What the exercise asks: Exclude images, then output the remaining data verbatim.

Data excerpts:

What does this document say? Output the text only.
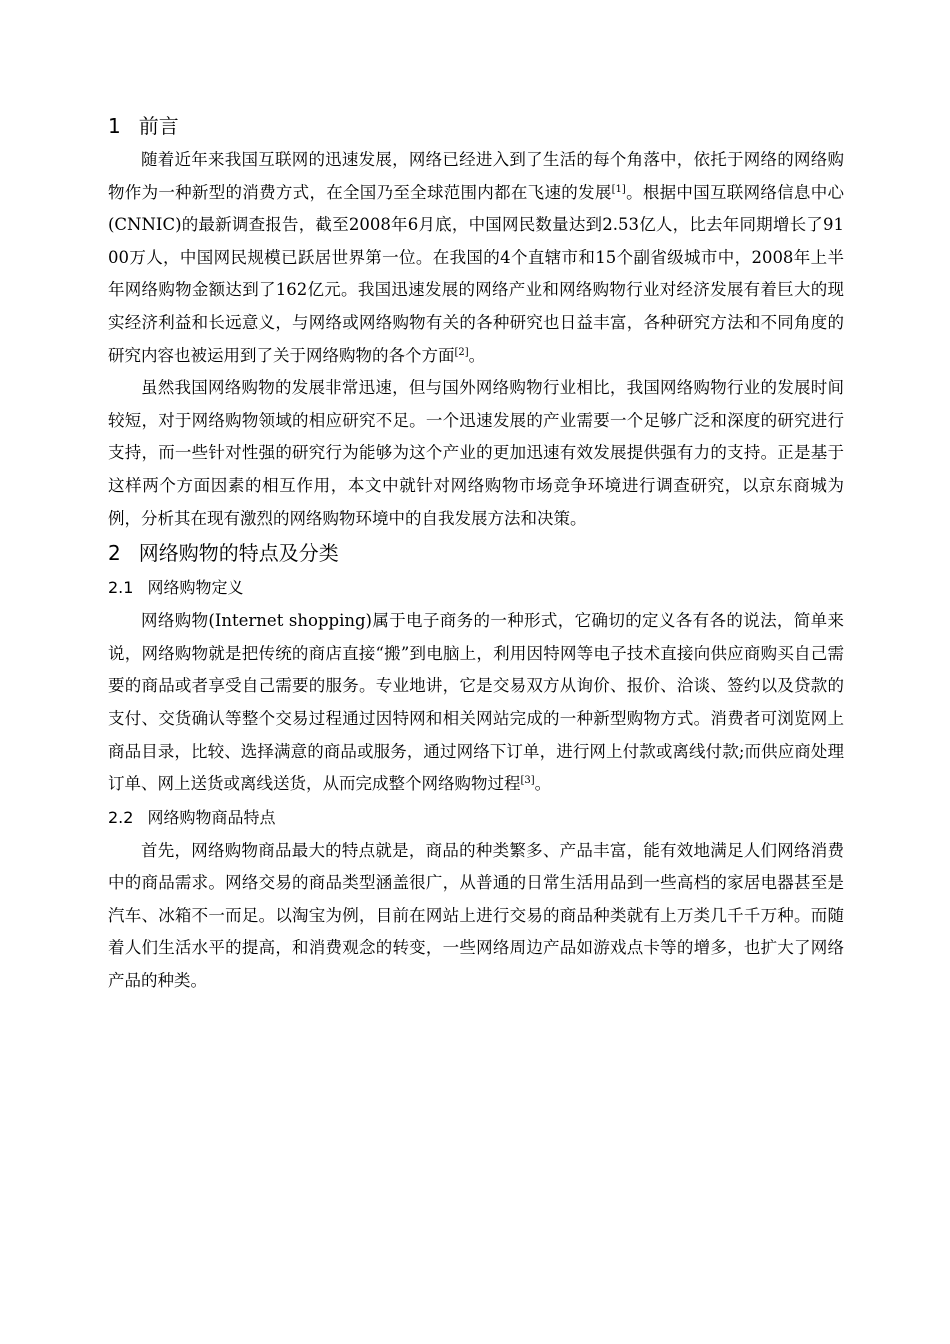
1 前言

随着近年来我国互联网的迅速发展，网络已经进入到了生活的每个角落中，依托于网络的网络购物作为一种新型的消费方式，在全国乃至全球范围内都在飞速的发展[1]。根据中国互联网络信息中心(CNNIC)的最新调查报告，截至2008年6月底，中国网民数量达到2.53亿人，比去年同期增长了9100万人，中国网民规模已跃居世界第一位。在我国的4个直辖市和15个副省级城市中，2008年上半年网络购物金额达到了162亿元。我国迅速发展的网络产业和网络购物行业对经济发展有着巨大的现实经济利益和长远意义，与网络或网络购物有关的各种研究也日益丰富，各种研究方法和不同角度的研究内容也被运用到了关于网络购物的各个方面[2]。

虽然我国网络购物的发展非常迅速，但与国外网络购物行业相比，我国网络购物行业的发展时间较短，对于网络购物领域的相应研究不足。一个迅速发展的产业需要一个足够广泛和深度的研究进行支持，而一些针对性强的研究行为能够为这个产业的更加迅速有效发展提供强有力的支持。正是基于这样两个方面因素的相互作用，本文中就针对网络购物市场竞争环境进行调查研究，以京东商城为例，分析其在现有激烈的网络购物环境中的自我发展方法和决策。

2 网络购物的特点及分类
2.1 网络购物定义

网络购物(Internet shopping)属于电子商务的一种形式，它确切的定义各有各的说法，简单来说，网络购物就是把传统的商店直接“搬”到电脑上，利用因特网等电子技术直接向供应商购买自己需要的商品或者享受自己需要的服务。专业地讲，它是交易双方从询价、报价、洽谈、签约以及贷款的支付、交货确认等整个交易过程通过因特网和相关网站完成的一种新型购物方式。消费者可浏览网上商品目录，比较、选择满意的商品或服务，通过网络下订单，进行网上付款或离线付款;而供应商处理订单、网上送货或离线送货，从而完成整个网络购物过程[3]。

2.2 网络购物商品特点

首先，网络购物商品最大的特点就是，商品的种类繁多、产品丰富，能有效地满足人们网络消费中的商品需求。网络交易的商品类型涵盖很广，从普通的日常生活用品到一些高档的家居电器甚至是汽车、冰箱不一而足。以淘宝为例，目前在网站上进行交易的商品种类就有上万类几千千万种。而随着人们生活水平的提高，和消费观念的转变，一些网络周边产品如游戏点卡等的增多，也扩大了网络产品的种类。
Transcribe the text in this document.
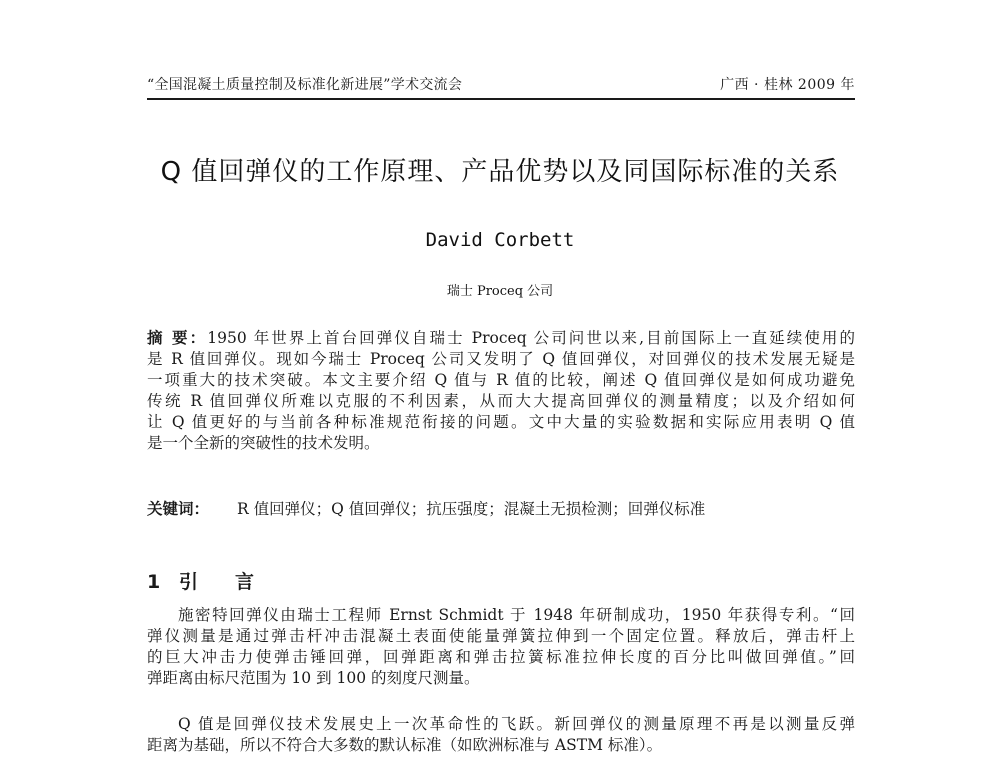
“全国混凝土质量控制及标准化新进展”学术交流会	广西 · 桂林 2009 年
Q 值回弹仪的工作原理、产品优势以及同国际标准的关系
David Corbett
瑞士 Proceq 公司
摘 要：1950 年世界上首台回弹仪自瑞士 Proceq 公司问世以来,目前国际上一直延续使用的
是 R 值回弹仪。现如今瑞士 Proceq 公司又发明了 Q 值回弹仪，对回弹仪的技术发展无疑是
一项重大的技术突破。本文主要介绍 Q 值与 R 值的比较，阐述 Q 值回弹仪是如何成功避免
传统 R 值回弹仪所难以克服的不利因素，从而大大提高回弹仪的测量精度；以及介绍如何
让 Q 值更好的与当前各种标准规范衔接的问题。文中大量的实验数据和实际应用表明 Q 值
是一个全新的突破性的技术发明。
关键词： R 值回弹仪；Q 值回弹仪；抗压强度；混凝土无损检测；回弹仪标准
1 引 言
施密特回弹仪由瑞士工程师 Ernst Schmidt 于 1948 年研制成功，1950 年获得专利。“回
弹仪测量是通过弹击杆冲击混凝土表面使能量弹簧拉伸到一个固定位置。释放后，弹击杆上
的巨大冲击力使弹击锤回弹，回弹距离和弹击拉簧标准拉伸长度的百分比叫做回弹值。”回
弹距离由标尺范围为 10 到 100 的刻度尺测量。
Q 值是回弹仪技术发展史上一次革命性的飞跃。新回弹仪的测量原理不再是以测量反弹
距离为基础，所以不符合大多数的默认标准（如欧洲标准与 ASTM 标准）。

Solution for this problem:
What does this document say? Output the text only.
1 前言

随着近年来我国互联网的迅速发展，网络已经进入到了生活的每个角落中，依托于网络的网络购物作为一种新型的消费方式，在全国乃至全球范围内都在飞速的发展[1]。根据中国互联网络信息中心(CNNIC)的最新调查报告，截至2008年6月底，中国网民数量达到2.53亿人，比去年同期增长了9100万人，中国网民规模已跃居世界第一位。在我国的4个直辖市和15个副省级城市中，2008年上半年网络购物金额达到了162亿元。我国迅速发展的网络产业和网络购物行业对经济发展有着巨大的现实经济利益和长远意义，与网络或网络购物有关的各种研究也日益丰富，各种研究方法和不同角度的研究内容也被运用到了关于网络购物的各个方面[2]。

虽然我国网络购物的发展非常迅速，但与国外网络购物行业相比，我国网络购物行业的发展时间较短，对于网络购物领域的相应研究不足。一个迅速发展的产业需要一个足够广泛和深度的研究进行支持，而一些针对性强的研究行为能够为这个产业的更加迅速有效发展提供强有力的支持。正是基于这样两个方面因素的相互作用，本文中就针对网络购物市场竞争环境进行调查研究，以京东商城为例，分析其在现有激烈的网络购物环境中的自我发展方法和决策。

2 网络购物的特点及分类
2.1 网络购物定义

网络购物(Internet shopping)属于电子商务的一种形式，它确切的定义各有各的说法，简单来说，网络购物就是把传统的商店直接“搬”到电脑上，利用因特网等电子技术直接向供应商购买自己需要的商品或者享受自己需要的服务。专业地讲，它是交易双方从询价、报价、洽谈、签约以及贷款的支付、交货确认等整个交易过程通过因特网和相关网站完成的一种新型购物方式。消费者可浏览网上商品目录，比较、选择满意的商品或服务，通过网络下订单，进行网上付款或离线付款;而供应商处理订单、网上送货或离线送货，从而完成整个网络购物过程[3]。

2.2 网络购物商品特点

首先，网络购物商品最大的特点就是，商品的种类繁多、产品丰富，能有效地满足人们网络消费中的商品需求。网络交易的商品类型涵盖很广，从普通的日常生活用品到一些高档的家居电器甚至是汽车、冰箱不一而足。以淘宝为例，目前在网站上进行交易的商品种类就有上万类几千千万种。而随着人们生活水平的提高，和消费观念的转变，一些网络周边产品如游戏点卡等的增多，也扩大了网络产品的种类。
Transcribe the text in this document.
“全国混凝土质量控制及标准化新进展”学术交流会	广西 · 桂林 2009 年
Q 值回弹仪的工作原理、产品优势以及同国际标准的关系
David Corbett
瑞士 Proceq 公司
摘 要：1950 年世界上首台回弹仪自瑞士 Proceq 公司问世以来,目前国际上一直延续使用的
是 R 值回弹仪。现如今瑞士 Proceq 公司又发明了 Q 值回弹仪，对回弹仪的技术发展无疑是
一项重大的技术突破。本文主要介绍 Q 值与 R 值的比较，阐述 Q 值回弹仪是如何成功避免
传统 R 值回弹仪所难以克服的不利因素，从而大大提高回弹仪的测量精度；以及介绍如何
让 Q 值更好的与当前各种标准规范衔接的问题。文中大量的实验数据和实际应用表明 Q 值
是一个全新的突破性的技术发明。
关键词： R 值回弹仪；Q 值回弹仪；抗压强度；混凝土无损检测；回弹仪标准
1 引 言
施密特回弹仪由瑞士工程师 Ernst Schmidt 于 1948 年研制成功，1950 年获得专利。“回
弹仪测量是通过弹击杆冲击混凝土表面使能量弹簧拉伸到一个固定位置。释放后，弹击杆上
的巨大冲击力使弹击锤回弹，回弹距离和弹击拉簧标准拉伸长度的百分比叫做回弹值。”回
弹距离由标尺范围为 10 到 100 的刻度尺测量。
Q 值是回弹仪技术发展史上一次革命性的飞跃。新回弹仪的测量原理不再是以测量反弹
距离为基础，所以不符合大多数的默认标准（如欧洲标准与 ASTM 标准）。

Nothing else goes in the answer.